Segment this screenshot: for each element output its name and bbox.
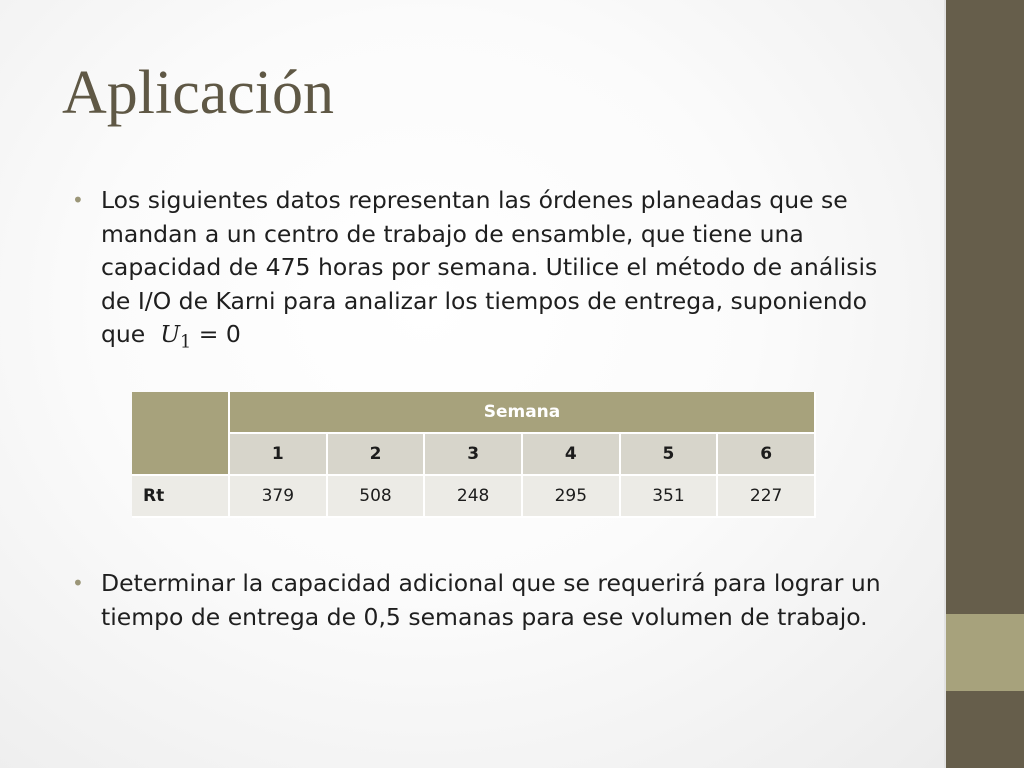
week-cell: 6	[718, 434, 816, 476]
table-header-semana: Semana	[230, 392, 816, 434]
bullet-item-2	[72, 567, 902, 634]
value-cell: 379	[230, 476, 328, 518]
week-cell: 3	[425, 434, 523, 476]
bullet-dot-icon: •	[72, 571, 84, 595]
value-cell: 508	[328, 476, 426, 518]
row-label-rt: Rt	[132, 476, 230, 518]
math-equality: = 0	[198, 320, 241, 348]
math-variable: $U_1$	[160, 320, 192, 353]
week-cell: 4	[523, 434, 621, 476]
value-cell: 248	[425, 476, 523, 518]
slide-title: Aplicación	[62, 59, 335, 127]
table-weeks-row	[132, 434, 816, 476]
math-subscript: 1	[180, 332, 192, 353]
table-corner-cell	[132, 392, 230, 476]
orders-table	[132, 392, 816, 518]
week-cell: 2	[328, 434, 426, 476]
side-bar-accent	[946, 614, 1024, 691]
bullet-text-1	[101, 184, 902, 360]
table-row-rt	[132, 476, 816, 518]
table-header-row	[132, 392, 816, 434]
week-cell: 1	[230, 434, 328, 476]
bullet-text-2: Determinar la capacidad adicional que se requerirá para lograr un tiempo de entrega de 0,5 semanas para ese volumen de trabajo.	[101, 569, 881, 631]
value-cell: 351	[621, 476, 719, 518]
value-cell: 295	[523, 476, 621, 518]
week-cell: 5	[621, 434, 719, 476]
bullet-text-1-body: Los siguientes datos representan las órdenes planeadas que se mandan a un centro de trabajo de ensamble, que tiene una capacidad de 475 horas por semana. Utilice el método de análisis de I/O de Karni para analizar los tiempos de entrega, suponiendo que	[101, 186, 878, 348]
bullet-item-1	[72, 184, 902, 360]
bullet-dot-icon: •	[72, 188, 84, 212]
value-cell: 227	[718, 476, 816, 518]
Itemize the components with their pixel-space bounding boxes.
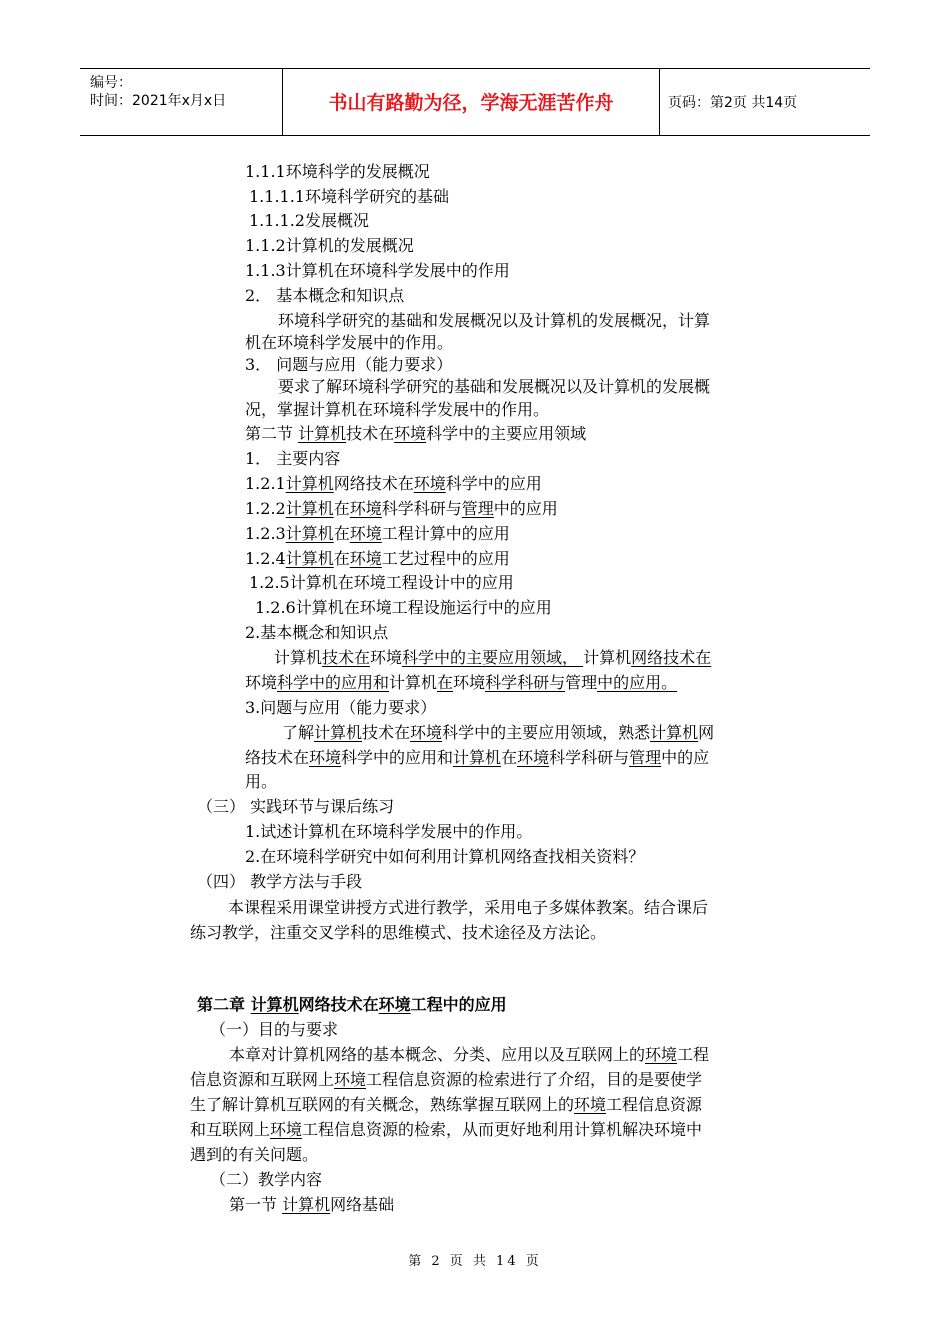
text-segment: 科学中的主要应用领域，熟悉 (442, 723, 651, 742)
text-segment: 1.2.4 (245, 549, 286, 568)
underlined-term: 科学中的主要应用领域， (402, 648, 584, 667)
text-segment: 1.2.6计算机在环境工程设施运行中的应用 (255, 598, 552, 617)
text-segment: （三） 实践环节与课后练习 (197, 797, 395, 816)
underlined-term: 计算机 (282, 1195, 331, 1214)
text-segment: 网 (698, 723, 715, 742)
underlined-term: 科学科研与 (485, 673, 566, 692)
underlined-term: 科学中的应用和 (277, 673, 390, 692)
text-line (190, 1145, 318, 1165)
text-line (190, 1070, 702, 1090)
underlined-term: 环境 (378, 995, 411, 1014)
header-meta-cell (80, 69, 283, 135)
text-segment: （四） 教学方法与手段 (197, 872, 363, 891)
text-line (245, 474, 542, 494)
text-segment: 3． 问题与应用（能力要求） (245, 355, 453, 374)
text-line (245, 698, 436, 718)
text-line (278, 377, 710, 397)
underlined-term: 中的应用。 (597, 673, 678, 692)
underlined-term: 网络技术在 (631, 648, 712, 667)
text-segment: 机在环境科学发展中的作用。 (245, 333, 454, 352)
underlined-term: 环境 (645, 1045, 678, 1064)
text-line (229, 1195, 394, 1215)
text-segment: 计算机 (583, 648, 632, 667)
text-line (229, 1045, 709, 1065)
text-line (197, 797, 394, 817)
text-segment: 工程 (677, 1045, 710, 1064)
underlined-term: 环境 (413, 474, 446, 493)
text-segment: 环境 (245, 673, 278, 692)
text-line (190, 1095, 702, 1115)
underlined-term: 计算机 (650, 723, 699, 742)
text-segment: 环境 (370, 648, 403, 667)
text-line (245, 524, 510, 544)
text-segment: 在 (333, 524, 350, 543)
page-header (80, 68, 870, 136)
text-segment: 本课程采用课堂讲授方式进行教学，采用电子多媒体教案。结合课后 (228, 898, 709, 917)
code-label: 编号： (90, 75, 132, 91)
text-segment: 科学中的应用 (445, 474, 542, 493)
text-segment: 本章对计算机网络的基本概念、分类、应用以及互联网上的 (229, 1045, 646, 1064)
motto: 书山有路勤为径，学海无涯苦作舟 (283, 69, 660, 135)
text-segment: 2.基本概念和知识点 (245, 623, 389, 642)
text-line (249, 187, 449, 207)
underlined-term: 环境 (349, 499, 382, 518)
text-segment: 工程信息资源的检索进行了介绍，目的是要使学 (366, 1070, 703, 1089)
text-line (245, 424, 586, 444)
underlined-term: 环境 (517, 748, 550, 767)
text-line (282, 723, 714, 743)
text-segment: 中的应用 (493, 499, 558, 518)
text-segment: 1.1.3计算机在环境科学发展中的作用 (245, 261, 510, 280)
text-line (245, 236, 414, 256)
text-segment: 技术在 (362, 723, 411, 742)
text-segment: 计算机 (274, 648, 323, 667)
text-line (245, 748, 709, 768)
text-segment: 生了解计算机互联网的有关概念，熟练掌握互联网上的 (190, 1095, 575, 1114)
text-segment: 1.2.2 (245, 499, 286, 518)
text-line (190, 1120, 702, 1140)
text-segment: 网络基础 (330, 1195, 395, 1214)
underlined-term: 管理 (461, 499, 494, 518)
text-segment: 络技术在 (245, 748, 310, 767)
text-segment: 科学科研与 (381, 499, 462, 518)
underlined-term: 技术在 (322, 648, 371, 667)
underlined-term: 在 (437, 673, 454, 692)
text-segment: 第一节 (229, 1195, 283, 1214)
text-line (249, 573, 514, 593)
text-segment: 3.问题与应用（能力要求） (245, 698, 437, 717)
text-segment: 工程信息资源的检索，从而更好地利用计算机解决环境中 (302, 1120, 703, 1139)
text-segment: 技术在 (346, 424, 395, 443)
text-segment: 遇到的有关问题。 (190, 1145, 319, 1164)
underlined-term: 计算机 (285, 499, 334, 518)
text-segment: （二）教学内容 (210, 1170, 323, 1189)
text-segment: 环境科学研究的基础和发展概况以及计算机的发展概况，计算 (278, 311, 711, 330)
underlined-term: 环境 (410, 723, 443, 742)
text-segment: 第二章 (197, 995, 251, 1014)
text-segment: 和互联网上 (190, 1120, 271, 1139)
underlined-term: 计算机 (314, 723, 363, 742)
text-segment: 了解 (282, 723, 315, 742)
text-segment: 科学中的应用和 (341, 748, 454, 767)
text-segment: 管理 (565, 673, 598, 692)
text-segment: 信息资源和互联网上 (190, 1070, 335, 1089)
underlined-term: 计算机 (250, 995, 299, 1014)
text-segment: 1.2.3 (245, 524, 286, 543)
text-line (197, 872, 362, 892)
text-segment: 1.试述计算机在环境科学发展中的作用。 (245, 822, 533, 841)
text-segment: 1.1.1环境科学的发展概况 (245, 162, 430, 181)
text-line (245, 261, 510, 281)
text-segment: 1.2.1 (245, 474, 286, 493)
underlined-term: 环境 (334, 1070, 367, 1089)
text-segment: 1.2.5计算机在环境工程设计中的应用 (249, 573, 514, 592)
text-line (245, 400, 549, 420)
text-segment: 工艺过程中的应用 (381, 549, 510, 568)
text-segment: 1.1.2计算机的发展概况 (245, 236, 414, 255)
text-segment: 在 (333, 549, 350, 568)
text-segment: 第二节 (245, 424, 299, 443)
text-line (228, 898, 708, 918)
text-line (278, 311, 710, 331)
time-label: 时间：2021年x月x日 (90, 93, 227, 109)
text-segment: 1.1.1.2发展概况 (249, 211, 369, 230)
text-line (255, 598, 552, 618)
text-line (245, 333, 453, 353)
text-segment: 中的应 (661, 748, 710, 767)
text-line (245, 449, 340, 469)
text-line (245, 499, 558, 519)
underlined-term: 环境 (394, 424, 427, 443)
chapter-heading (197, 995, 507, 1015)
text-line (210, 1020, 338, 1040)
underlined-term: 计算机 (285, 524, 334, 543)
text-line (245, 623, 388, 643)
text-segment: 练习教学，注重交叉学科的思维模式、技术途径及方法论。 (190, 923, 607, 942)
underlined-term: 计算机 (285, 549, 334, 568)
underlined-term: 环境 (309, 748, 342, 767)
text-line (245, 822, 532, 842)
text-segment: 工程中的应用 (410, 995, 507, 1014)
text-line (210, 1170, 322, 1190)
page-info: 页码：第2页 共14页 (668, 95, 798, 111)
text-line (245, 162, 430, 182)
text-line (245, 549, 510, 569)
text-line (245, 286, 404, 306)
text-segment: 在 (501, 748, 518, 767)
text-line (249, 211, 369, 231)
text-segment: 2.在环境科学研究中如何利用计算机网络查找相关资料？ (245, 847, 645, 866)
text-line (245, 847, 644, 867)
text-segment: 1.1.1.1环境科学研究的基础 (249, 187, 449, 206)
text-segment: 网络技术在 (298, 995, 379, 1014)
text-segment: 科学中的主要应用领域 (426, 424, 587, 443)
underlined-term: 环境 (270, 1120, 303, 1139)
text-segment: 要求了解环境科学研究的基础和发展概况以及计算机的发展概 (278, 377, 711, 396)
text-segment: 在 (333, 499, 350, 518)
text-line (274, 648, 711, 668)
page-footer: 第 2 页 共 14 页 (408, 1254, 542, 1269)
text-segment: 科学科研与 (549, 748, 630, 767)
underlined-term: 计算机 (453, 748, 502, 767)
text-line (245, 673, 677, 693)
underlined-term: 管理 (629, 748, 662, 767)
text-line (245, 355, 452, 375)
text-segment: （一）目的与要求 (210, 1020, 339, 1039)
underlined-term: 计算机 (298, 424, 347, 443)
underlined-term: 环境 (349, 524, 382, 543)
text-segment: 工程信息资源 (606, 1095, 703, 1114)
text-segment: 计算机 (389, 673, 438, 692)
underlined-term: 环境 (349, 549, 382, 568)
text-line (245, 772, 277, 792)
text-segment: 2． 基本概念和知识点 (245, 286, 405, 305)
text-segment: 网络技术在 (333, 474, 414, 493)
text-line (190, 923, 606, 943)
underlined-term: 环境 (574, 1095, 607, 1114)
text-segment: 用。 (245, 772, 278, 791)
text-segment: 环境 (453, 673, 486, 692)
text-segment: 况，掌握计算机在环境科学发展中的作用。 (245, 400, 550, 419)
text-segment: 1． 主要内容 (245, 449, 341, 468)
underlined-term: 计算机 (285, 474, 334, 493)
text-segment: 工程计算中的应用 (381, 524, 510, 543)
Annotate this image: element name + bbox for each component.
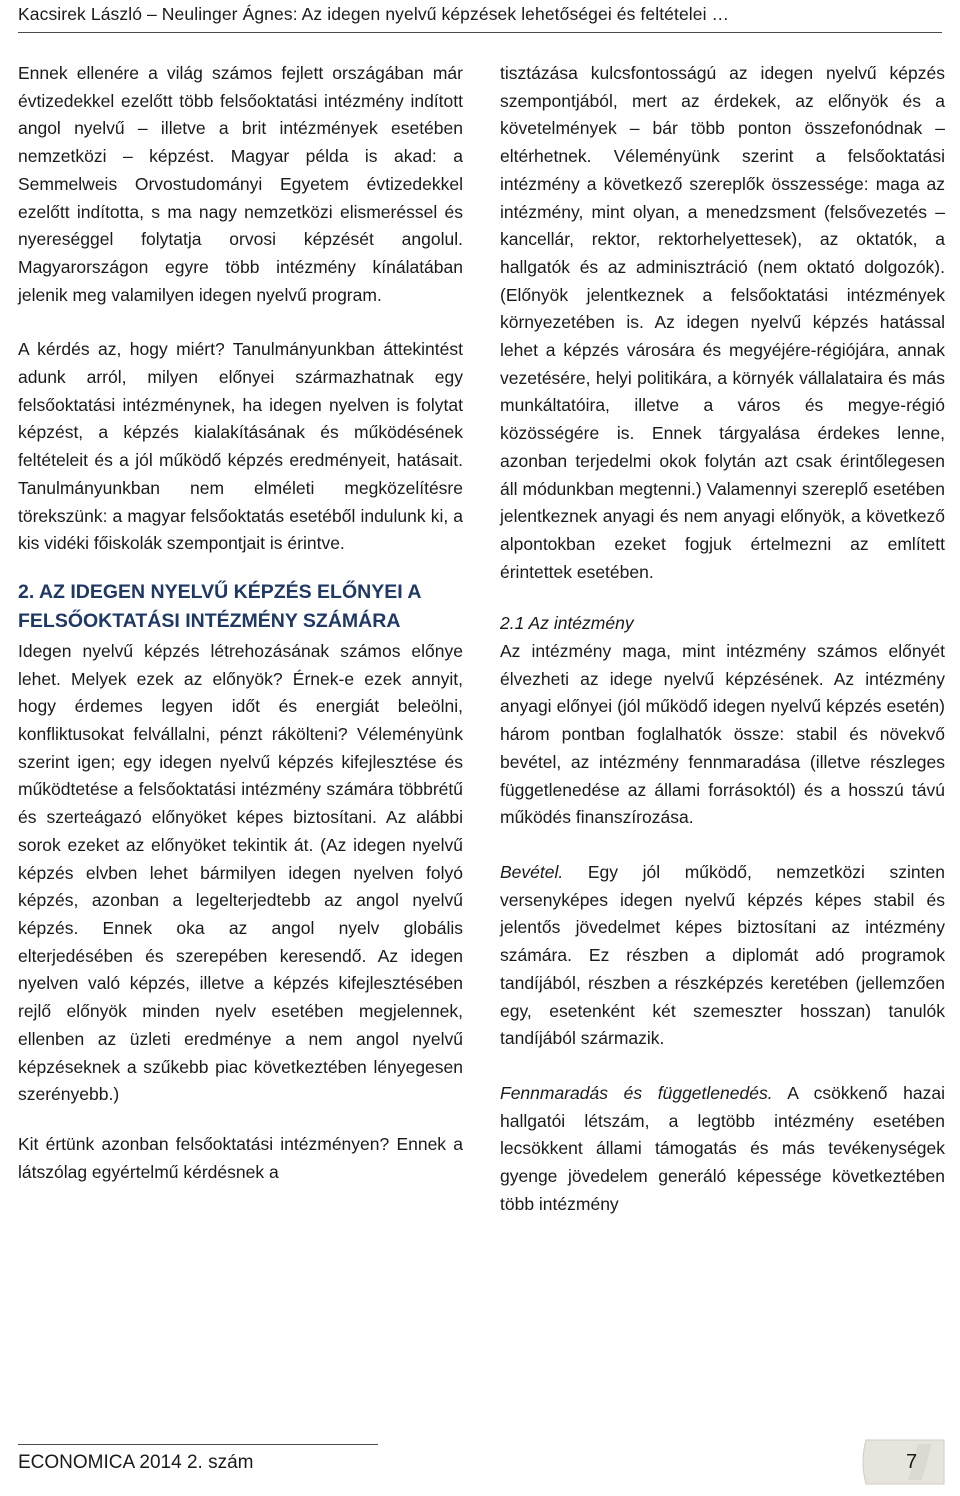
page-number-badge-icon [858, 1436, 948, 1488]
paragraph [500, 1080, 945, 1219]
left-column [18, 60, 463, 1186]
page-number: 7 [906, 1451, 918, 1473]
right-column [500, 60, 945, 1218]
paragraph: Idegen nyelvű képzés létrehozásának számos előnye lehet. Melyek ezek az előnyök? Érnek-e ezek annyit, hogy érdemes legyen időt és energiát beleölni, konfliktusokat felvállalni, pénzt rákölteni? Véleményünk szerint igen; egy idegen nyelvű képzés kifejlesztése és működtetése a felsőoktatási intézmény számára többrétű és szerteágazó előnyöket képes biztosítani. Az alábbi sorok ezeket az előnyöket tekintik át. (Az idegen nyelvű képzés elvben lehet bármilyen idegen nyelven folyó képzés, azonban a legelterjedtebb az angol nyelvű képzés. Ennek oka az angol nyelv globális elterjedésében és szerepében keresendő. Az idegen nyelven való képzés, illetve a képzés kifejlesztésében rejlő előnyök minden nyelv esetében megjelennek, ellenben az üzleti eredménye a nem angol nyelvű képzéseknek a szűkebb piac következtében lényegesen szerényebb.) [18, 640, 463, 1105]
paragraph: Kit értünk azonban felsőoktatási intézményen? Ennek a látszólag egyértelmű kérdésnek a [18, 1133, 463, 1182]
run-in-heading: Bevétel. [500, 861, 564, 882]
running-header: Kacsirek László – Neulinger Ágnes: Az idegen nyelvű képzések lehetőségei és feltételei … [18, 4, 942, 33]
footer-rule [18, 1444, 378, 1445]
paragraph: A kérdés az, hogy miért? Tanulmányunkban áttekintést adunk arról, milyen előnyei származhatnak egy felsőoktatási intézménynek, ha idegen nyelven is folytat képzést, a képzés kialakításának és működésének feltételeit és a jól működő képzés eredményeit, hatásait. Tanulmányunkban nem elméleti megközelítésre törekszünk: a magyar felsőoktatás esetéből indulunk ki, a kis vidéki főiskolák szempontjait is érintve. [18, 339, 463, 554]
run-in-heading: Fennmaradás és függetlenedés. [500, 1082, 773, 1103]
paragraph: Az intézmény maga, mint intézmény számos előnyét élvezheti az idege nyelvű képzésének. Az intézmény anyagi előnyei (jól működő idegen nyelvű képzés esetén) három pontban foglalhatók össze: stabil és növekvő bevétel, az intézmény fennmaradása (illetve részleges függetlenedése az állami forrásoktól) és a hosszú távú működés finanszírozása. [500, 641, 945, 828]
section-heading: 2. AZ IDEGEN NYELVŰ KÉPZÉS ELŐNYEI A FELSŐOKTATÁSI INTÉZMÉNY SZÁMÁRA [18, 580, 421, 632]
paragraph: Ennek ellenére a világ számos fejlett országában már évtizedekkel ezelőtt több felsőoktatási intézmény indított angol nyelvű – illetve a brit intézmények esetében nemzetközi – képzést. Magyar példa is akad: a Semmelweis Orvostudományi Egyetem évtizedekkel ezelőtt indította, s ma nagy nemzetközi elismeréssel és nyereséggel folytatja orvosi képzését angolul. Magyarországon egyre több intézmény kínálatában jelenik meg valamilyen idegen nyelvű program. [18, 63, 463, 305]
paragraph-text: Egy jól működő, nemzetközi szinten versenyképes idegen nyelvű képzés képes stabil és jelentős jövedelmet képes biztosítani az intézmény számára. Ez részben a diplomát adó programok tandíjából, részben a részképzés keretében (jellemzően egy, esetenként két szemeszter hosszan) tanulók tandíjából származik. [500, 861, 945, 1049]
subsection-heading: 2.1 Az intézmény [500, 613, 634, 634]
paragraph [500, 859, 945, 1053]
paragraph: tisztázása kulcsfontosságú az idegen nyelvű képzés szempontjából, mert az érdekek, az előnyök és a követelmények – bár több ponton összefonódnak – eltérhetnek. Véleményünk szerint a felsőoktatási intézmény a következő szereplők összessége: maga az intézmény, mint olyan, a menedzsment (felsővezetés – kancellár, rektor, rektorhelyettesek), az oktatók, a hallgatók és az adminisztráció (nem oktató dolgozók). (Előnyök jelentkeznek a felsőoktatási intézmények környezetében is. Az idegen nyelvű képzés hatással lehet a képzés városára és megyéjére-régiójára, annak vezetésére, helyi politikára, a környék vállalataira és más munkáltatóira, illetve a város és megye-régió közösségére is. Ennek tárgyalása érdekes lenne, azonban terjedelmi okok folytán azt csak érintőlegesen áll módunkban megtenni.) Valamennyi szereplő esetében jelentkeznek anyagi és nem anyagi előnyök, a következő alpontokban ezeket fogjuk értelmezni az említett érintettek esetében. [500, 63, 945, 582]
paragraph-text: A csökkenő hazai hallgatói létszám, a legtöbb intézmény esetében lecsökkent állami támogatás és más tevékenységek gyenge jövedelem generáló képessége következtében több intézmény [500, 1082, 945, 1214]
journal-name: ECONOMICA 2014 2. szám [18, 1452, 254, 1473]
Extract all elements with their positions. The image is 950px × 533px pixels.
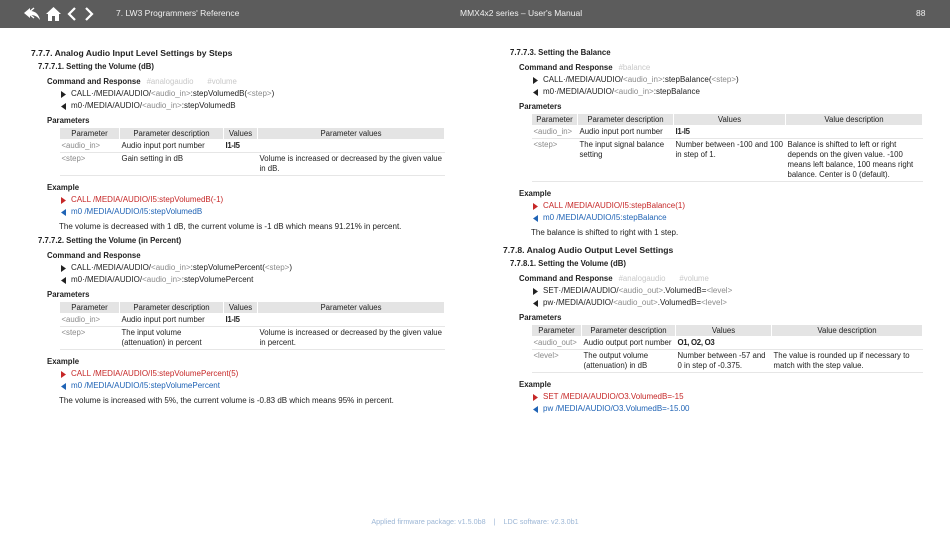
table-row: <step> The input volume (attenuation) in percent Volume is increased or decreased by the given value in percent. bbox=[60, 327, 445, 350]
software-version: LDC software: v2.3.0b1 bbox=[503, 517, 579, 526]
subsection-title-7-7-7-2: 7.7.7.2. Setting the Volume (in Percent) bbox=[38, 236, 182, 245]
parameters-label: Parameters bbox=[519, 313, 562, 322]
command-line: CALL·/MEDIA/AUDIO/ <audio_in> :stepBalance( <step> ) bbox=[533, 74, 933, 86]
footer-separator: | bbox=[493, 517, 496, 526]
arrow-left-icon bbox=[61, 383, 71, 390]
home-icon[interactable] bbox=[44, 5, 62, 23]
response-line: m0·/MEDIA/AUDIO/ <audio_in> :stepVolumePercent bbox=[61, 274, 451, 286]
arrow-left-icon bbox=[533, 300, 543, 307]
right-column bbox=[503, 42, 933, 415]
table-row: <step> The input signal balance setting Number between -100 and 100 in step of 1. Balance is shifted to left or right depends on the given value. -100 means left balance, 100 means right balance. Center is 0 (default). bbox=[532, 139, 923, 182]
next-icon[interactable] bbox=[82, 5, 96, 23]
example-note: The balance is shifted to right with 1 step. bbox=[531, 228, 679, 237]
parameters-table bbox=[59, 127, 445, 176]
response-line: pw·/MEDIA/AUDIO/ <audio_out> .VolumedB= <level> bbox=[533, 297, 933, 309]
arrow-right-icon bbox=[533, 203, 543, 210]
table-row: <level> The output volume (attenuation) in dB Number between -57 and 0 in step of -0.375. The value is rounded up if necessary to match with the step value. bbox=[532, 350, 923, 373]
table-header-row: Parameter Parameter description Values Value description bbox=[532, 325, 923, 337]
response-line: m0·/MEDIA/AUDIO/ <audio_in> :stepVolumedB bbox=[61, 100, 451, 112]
※ ※ ※
(What is asked) Can you repeat word for word the lines starting at the one that contains "table-row: <step> The input volume" and stopping after the one that contains "parameters-table bbox=[59, 127, 445, 176]"?

(Solution)
table-row: <step> The input volume (attenuation) in percent Volume is increased or decreased by the given value in percent. bbox=[60, 327, 445, 350]
software-version: LDC software: v2.3.0b1 bbox=[503, 517, 579, 526]
subsection-title-7-7-7-2: 7.7.7.2. Setting the Volume (in Percent) bbox=[38, 236, 182, 245]
parameters-label: Parameters bbox=[519, 313, 562, 322]
command-line: CALL·/MEDIA/AUDIO/ <audio_in> :stepBalance( <step> ) bbox=[533, 74, 933, 86]
footer-separator: | bbox=[493, 517, 496, 526]
arrow-left-icon bbox=[61, 383, 71, 390]
home-icon[interactable] bbox=[44, 5, 62, 23]
response-line: m0·/MEDIA/AUDIO/ <audio_in> :stepVolumePercent bbox=[61, 274, 451, 286]
arrow-left-icon bbox=[533, 300, 543, 307]
right-column bbox=[503, 42, 933, 415]
table-row: <step> The input signal balance setting Number between -100 and 100 in step of 1. Balance is shifted to left or right depends on the given value. -100 means left balance, 100 means right balance. Center is 0 (default). bbox=[532, 139, 923, 182]
next-icon[interactable] bbox=[82, 5, 96, 23]
example-note: The balance is shifted to right with 1 step. bbox=[531, 228, 679, 237]
parameters-table bbox=[59, 127, 445, 176]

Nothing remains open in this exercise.